▸ Required task
For each line below that includes the word "type", make a copy.

--- Start Provided records ---

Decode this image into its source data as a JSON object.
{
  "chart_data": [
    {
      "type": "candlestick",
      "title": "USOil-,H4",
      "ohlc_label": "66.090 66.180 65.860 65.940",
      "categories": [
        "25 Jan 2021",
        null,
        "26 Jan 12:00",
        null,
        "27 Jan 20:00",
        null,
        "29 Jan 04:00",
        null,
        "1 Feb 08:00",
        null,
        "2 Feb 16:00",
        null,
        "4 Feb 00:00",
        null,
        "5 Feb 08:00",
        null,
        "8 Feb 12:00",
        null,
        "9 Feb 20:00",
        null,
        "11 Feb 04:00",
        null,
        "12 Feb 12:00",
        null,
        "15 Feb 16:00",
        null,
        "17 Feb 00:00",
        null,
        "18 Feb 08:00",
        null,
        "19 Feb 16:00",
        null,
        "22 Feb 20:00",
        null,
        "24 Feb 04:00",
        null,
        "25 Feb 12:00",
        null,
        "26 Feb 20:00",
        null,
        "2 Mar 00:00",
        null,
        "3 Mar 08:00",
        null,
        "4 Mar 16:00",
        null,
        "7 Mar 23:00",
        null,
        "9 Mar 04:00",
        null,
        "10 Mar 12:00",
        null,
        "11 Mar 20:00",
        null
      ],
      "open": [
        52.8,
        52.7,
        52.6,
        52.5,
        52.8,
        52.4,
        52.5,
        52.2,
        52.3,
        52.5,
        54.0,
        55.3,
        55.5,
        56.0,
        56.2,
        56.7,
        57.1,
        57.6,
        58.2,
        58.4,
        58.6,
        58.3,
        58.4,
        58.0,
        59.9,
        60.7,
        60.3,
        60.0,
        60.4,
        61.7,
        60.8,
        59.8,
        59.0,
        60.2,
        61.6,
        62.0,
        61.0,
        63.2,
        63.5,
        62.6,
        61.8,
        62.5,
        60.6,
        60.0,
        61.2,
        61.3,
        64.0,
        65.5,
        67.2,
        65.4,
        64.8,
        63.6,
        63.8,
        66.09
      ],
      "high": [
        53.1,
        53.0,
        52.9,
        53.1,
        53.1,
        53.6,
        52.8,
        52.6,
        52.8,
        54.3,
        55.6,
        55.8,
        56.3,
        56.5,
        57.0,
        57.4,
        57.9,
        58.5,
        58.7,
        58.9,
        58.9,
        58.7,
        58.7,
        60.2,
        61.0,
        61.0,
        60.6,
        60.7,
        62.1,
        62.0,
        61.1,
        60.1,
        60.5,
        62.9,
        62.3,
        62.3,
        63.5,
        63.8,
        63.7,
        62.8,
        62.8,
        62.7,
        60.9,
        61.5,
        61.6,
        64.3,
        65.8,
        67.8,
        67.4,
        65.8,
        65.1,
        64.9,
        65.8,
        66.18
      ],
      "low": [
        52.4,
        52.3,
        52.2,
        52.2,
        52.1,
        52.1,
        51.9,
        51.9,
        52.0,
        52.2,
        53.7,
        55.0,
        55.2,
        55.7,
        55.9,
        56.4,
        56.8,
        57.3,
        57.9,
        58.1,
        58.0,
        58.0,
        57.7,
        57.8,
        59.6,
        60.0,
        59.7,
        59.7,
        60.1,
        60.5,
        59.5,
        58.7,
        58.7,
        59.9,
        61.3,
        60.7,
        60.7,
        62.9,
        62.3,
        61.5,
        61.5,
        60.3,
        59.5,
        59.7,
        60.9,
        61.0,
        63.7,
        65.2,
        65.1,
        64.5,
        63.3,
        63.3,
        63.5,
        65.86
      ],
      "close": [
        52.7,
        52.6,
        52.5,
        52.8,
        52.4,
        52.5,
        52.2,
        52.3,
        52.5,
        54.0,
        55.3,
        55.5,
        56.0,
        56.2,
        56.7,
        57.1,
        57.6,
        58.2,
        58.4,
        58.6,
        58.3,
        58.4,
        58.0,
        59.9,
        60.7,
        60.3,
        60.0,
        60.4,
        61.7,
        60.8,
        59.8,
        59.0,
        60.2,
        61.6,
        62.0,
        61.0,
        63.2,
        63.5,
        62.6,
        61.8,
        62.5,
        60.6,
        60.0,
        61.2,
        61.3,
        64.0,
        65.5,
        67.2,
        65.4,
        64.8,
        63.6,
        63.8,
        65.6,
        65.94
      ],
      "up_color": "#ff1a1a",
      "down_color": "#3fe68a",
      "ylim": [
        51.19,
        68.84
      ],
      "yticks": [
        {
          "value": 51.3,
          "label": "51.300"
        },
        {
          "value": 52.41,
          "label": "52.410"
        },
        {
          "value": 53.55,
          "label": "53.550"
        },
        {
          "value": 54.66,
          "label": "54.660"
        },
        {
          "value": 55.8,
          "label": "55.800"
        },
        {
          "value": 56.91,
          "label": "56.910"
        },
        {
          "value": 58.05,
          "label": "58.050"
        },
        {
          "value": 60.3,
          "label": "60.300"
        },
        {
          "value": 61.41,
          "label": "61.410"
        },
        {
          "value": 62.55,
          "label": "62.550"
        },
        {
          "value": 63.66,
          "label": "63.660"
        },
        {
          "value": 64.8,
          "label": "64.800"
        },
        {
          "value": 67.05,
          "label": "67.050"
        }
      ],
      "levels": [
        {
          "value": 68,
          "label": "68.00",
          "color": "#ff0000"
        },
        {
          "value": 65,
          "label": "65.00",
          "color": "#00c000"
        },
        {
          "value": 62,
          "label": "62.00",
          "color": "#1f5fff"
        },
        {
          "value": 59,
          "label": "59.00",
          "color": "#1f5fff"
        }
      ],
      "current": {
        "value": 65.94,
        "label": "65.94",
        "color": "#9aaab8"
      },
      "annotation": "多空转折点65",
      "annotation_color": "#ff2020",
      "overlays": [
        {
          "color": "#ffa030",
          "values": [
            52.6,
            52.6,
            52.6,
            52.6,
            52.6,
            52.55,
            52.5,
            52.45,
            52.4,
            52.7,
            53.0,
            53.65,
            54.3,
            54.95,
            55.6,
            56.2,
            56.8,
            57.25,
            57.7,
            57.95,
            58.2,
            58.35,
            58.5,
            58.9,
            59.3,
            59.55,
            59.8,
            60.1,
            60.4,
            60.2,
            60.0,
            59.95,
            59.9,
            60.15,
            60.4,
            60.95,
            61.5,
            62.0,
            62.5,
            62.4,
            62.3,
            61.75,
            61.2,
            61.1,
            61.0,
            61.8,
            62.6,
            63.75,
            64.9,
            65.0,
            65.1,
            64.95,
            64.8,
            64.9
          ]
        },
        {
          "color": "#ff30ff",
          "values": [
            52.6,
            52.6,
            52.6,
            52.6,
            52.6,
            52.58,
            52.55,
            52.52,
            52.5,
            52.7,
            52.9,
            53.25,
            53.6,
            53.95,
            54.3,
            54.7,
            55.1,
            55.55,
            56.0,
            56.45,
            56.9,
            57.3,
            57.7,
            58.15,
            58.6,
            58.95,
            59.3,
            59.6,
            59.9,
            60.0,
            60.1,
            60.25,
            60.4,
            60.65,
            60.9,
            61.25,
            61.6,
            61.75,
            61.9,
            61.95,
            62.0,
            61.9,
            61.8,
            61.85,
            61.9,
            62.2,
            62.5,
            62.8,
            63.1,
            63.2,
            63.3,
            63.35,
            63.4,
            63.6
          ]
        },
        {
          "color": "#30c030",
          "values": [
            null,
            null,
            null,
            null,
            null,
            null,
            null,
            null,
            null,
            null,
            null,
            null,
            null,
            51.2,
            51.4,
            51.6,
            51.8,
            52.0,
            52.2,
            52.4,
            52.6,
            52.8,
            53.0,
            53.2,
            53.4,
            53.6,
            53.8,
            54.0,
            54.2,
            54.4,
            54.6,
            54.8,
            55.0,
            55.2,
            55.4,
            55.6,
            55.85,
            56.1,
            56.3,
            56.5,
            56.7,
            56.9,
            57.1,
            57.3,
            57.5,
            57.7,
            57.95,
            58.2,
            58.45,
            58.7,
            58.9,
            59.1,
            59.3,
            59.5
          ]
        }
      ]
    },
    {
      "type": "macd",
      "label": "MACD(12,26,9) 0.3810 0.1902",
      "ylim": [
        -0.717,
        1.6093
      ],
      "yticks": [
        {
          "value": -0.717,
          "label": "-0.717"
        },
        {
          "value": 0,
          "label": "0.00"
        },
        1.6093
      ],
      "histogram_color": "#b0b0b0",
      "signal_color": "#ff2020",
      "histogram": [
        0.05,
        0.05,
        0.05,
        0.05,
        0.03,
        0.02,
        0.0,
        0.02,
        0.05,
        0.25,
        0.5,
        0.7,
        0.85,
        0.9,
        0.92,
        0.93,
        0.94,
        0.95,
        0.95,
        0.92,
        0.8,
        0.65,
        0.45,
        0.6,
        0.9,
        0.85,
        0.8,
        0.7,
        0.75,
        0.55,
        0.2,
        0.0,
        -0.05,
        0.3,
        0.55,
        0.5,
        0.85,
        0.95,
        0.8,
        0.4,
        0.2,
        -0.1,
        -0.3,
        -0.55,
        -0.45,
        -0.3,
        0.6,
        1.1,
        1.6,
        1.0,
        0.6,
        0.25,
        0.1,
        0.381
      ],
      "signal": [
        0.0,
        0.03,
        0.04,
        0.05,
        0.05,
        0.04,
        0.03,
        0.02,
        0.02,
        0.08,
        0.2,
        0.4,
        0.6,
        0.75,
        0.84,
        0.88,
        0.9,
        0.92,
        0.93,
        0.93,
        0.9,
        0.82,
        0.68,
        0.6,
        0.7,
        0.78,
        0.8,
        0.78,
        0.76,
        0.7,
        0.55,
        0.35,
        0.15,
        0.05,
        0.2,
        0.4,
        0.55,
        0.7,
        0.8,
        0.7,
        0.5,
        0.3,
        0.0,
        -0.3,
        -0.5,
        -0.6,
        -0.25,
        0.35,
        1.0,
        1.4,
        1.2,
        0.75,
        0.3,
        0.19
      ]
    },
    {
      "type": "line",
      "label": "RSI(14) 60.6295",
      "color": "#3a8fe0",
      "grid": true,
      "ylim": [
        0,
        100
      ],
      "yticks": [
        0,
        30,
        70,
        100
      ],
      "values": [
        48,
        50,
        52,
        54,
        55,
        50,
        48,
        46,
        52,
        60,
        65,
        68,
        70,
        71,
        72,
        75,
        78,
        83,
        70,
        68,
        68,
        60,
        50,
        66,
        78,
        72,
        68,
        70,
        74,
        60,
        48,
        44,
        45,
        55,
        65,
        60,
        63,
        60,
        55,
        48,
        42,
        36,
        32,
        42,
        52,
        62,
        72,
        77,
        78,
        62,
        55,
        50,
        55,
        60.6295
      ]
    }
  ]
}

--- End Provided records ---

▸ Solution for this task
      "type": "candlestick",
      "type": "macd",
      "type": "line",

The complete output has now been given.